Exercise aim
Without including any images, repeat the data exactly.

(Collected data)
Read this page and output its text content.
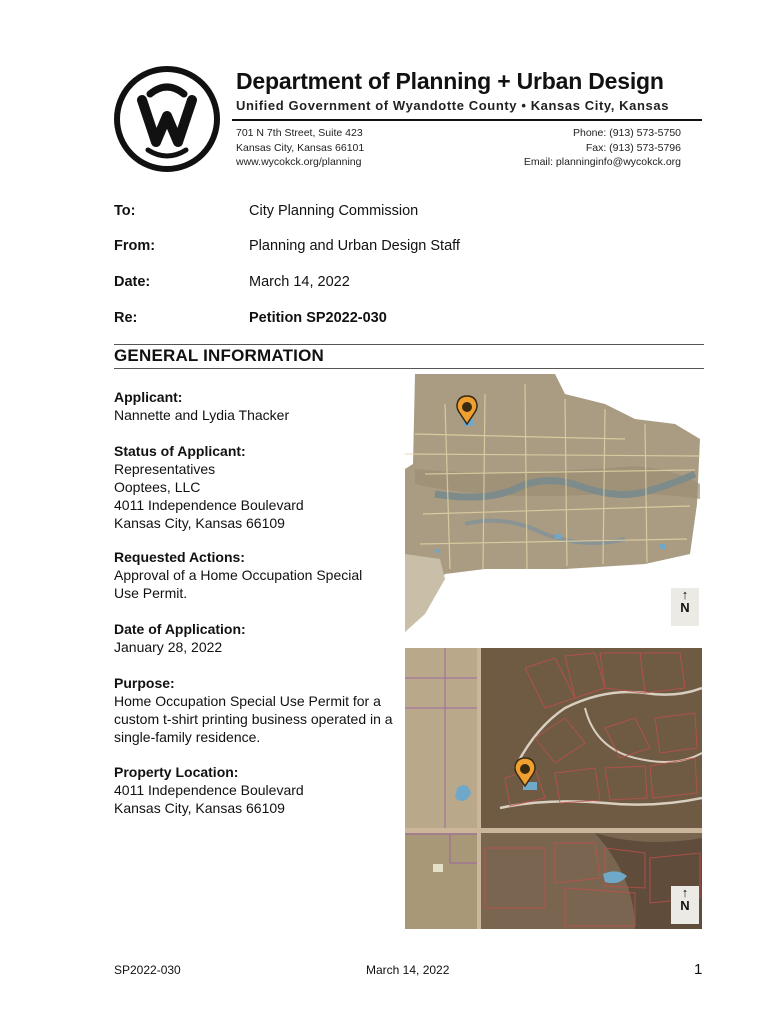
Department of Planning + Urban Design
Unified Government of Wyandotte County • Kansas City, Kansas
701 N 7th Street, Suite 423
Kansas City, Kansas 66101
www.wycokck.org/planning
Phone: (913) 573-5750
Fax: (913) 573-5796
Email: planninginfo@wycokck.org
To:	City Planning Commission
From:	Planning and Urban Design Staff
Date:	March 14, 2022
Re:	Petition SP2022-030
GENERAL INFORMATION
Applicant:
Nannette and Lydia Thacker
Status of Applicant:
Representatives
Ooptees, LLC
4011 Independence Boulevard
Kansas City, Kansas 66109
Requested Actions:
Approval of a Home Occupation Special Use Permit.
Date of Application:
January 28, 2022
Purpose:
Home Occupation Special Use Permit for a custom t-shirt printing business operated in a single-family residence.
Property Location:
4011 Independence Boulevard
Kansas City, Kansas 66109
↑
N
↑
N
SP2022-030	March 14, 2022	1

Task result
Read this page and output its text content.
Department of Planning + Urban Design
Unified Government of Wyandotte County • Kansas City, Kansas
701 N 7th Street, Suite 423
Kansas City, Kansas 66101
www.wycokck.org/planning
Phone: (913) 573-5750
Fax: (913) 573-5796
Email: planninginfo@wycokck.org
To:	City Planning Commission
From:	Planning and Urban Design Staff
Date:	March 14, 2022
Re:	Petition SP2022-030
GENERAL INFORMATION
Applicant:
Nannette and Lydia Thacker
Status of Applicant:
Representatives
Ooptees, LLC
4011 Independence Boulevard
Kansas City, Kansas 66109
Requested Actions:
Approval of a Home Occupation Special Use Permit.
Date of Application:
January 28, 2022
Purpose:
Home Occupation Special Use Permit for a custom t-shirt printing business operated in a single-family residence.
Property Location:
4011 Independence Boulevard
Kansas City, Kansas 66109
↑
N
↑
N
SP2022-030	March 14, 2022	1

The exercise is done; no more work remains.